__TASK BRIEF__
In the entries below, how many lines contain the string "rank"? Give the number by itself.
********************
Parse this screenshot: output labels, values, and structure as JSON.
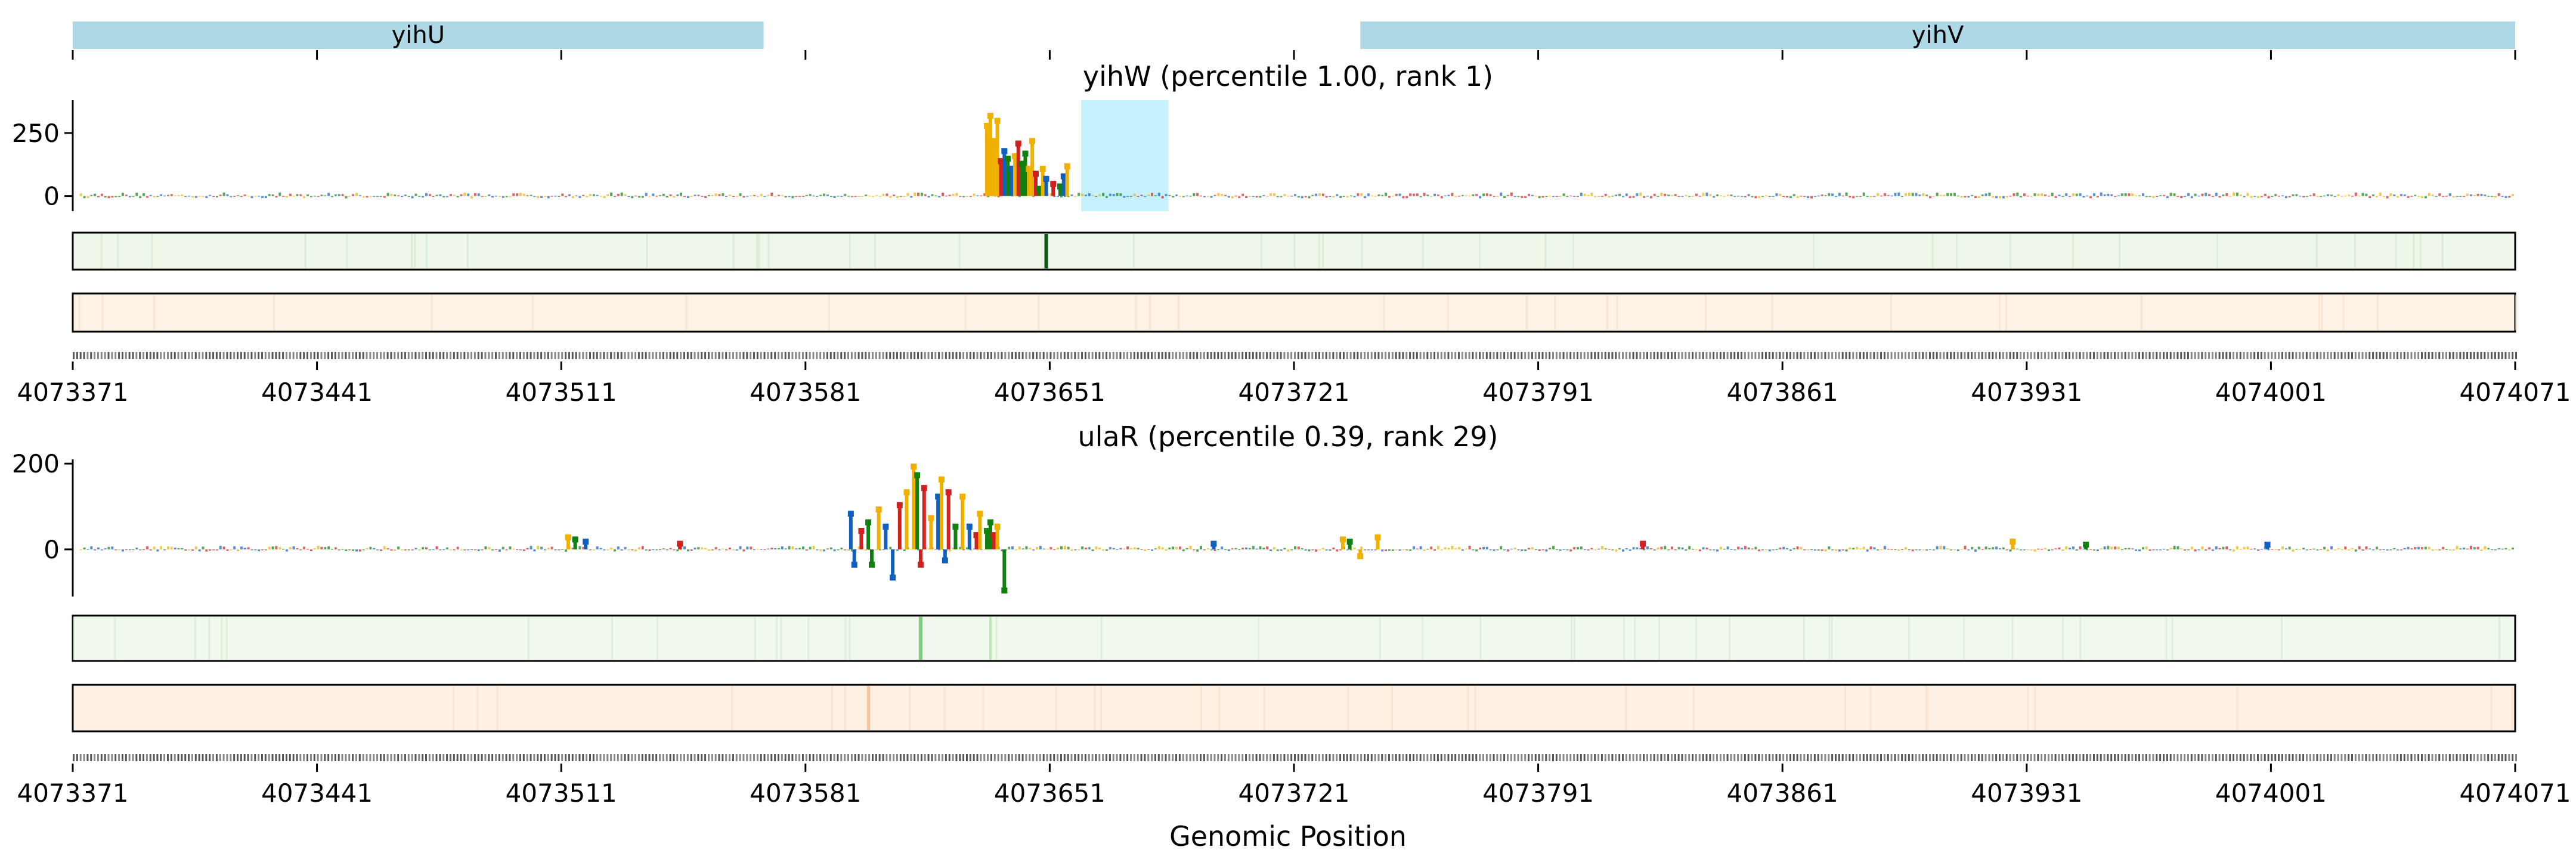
{
  "chart_data": {
    "type": "genome-track",
    "xlabel": "Genomic Position",
    "region": [
      4073371,
      4074071
    ],
    "x_ticks": [
      4073371,
      4073441,
      4073511,
      4073581,
      4073651,
      4073721,
      4073791,
      4073861,
      4073931,
      4074001,
      4074071
    ],
    "genes": [
      {
        "name": "yihU",
        "start": 4073371,
        "end": 4073569
      },
      {
        "name": "yihV",
        "start": 4073740,
        "end": 4074071
      }
    ],
    "panels": [
      {
        "title": "yihW (percentile 1.00, rank 1)",
        "ylim": [
          -60,
          380
        ],
        "yticks": [
          0,
          250
        ],
        "highlight": [
          4073660,
          4073685
        ],
        "bars": [
          {
            "x": 4073633,
            "y": 290,
            "c": "#f0b000"
          },
          {
            "x": 4073634,
            "y": 330,
            "c": "#f0b000"
          },
          {
            "x": 4073635,
            "y": 230,
            "c": "#f0b000"
          },
          {
            "x": 4073636,
            "y": 310,
            "c": "#f0b000"
          },
          {
            "x": 4073637,
            "y": 150,
            "c": "#d02020"
          },
          {
            "x": 4073638,
            "y": 190,
            "c": "#1060c0"
          },
          {
            "x": 4073639,
            "y": 160,
            "c": "#108010"
          },
          {
            "x": 4073640,
            "y": 120,
            "c": "#1060c0"
          },
          {
            "x": 4073641,
            "y": 170,
            "c": "#f0b000"
          },
          {
            "x": 4073642,
            "y": 220,
            "c": "#d02020"
          },
          {
            "x": 4073643,
            "y": 140,
            "c": "#108010"
          },
          {
            "x": 4073644,
            "y": 180,
            "c": "#108010"
          },
          {
            "x": 4073645,
            "y": 120,
            "c": "#f0b000"
          },
          {
            "x": 4073646,
            "y": 230,
            "c": "#f0b000"
          },
          {
            "x": 4073647,
            "y": 100,
            "c": "#d02020"
          },
          {
            "x": 4073648,
            "y": 40,
            "c": "#108010"
          },
          {
            "x": 4073649,
            "y": 120,
            "c": "#f0b000"
          },
          {
            "x": 4073650,
            "y": 80,
            "c": "#1060c0"
          },
          {
            "x": 4073652,
            "y": 60,
            "c": "#d02020"
          },
          {
            "x": 4073654,
            "y": 50,
            "c": "#108010"
          },
          {
            "x": 4073655,
            "y": 90,
            "c": "#1060c0"
          },
          {
            "x": 4073656,
            "y": 130,
            "c": "#f0b000"
          }
        ],
        "seq_peak": 4073650
      },
      {
        "title": "ulaR (percentile 0.39, rank 29)",
        "ylim": [
          -110,
          210
        ],
        "yticks": [
          0,
          200
        ],
        "highlight": null,
        "bars": [
          {
            "x": 4073594,
            "y": 90,
            "c": "#1060c0"
          },
          {
            "x": 4073595,
            "y": -40,
            "c": "#1060c0"
          },
          {
            "x": 4073597,
            "y": 50,
            "c": "#d02020"
          },
          {
            "x": 4073599,
            "y": 70,
            "c": "#108010"
          },
          {
            "x": 4073600,
            "y": -40,
            "c": "#108010"
          },
          {
            "x": 4073602,
            "y": 100,
            "c": "#f0b000"
          },
          {
            "x": 4073604,
            "y": 60,
            "c": "#1060c0"
          },
          {
            "x": 4073606,
            "y": -70,
            "c": "#1060c0"
          },
          {
            "x": 4073608,
            "y": 110,
            "c": "#d02020"
          },
          {
            "x": 4073610,
            "y": 140,
            "c": "#f0b000"
          },
          {
            "x": 4073612,
            "y": 200,
            "c": "#f0b000"
          },
          {
            "x": 4073613,
            "y": 180,
            "c": "#108010"
          },
          {
            "x": 4073614,
            "y": -40,
            "c": "#d02020"
          },
          {
            "x": 4073615,
            "y": 150,
            "c": "#d02020"
          },
          {
            "x": 4073617,
            "y": 80,
            "c": "#f0b000"
          },
          {
            "x": 4073619,
            "y": 130,
            "c": "#1060c0"
          },
          {
            "x": 4073620,
            "y": 170,
            "c": "#f0b000"
          },
          {
            "x": 4073621,
            "y": -30,
            "c": "#1060c0"
          },
          {
            "x": 4073622,
            "y": 140,
            "c": "#d02020"
          },
          {
            "x": 4073624,
            "y": 60,
            "c": "#108010"
          },
          {
            "x": 4073626,
            "y": 130,
            "c": "#f0b000"
          },
          {
            "x": 4073628,
            "y": 60,
            "c": "#1060c0"
          },
          {
            "x": 4073630,
            "y": 40,
            "c": "#d02020"
          },
          {
            "x": 4073631,
            "y": 90,
            "c": "#f0b000"
          },
          {
            "x": 4073633,
            "y": 50,
            "c": "#108010"
          },
          {
            "x": 4073634,
            "y": 70,
            "c": "#108010"
          },
          {
            "x": 4073635,
            "y": 40,
            "c": "#d02020"
          },
          {
            "x": 4073636,
            "y": 60,
            "c": "#f0b000"
          },
          {
            "x": 4073638,
            "y": -100,
            "c": "#108010"
          },
          {
            "x": 4073513,
            "y": 35,
            "c": "#f0b000"
          },
          {
            "x": 4073515,
            "y": 30,
            "c": "#108010"
          },
          {
            "x": 4073518,
            "y": 25,
            "c": "#1060c0"
          },
          {
            "x": 4073545,
            "y": 20,
            "c": "#d02020"
          },
          {
            "x": 4073698,
            "y": 20,
            "c": "#1060c0"
          },
          {
            "x": 4073735,
            "y": 30,
            "c": "#f0b000"
          },
          {
            "x": 4073737,
            "y": 25,
            "c": "#108010"
          },
          {
            "x": 4073740,
            "y": -20,
            "c": "#f0b000"
          },
          {
            "x": 4073745,
            "y": 35,
            "c": "#f0b000"
          },
          {
            "x": 4073821,
            "y": 20,
            "c": "#d02020"
          },
          {
            "x": 4073927,
            "y": 25,
            "c": "#f0b000"
          },
          {
            "x": 4073948,
            "y": 18,
            "c": "#108010"
          },
          {
            "x": 4074000,
            "y": 18,
            "c": "#1060c0"
          }
        ],
        "seq_peak": 4073614
      }
    ]
  }
}
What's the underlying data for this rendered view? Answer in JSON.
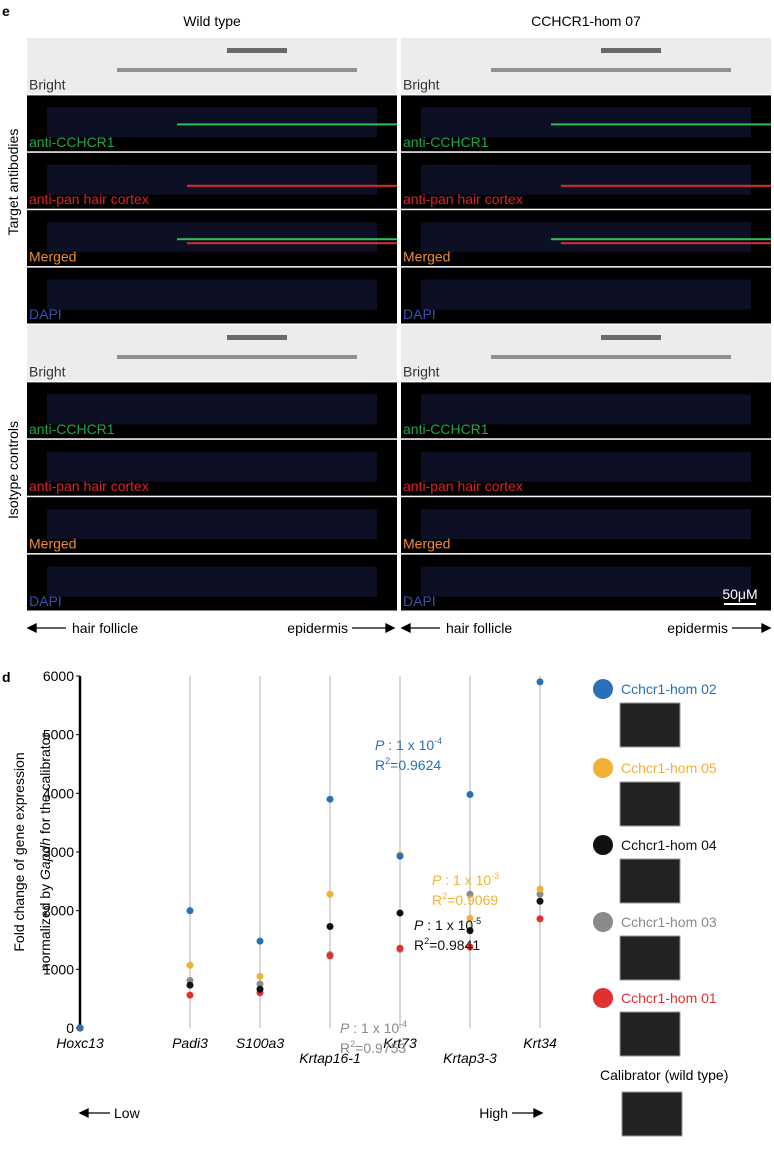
********************
__YOUR RESPONSE__
2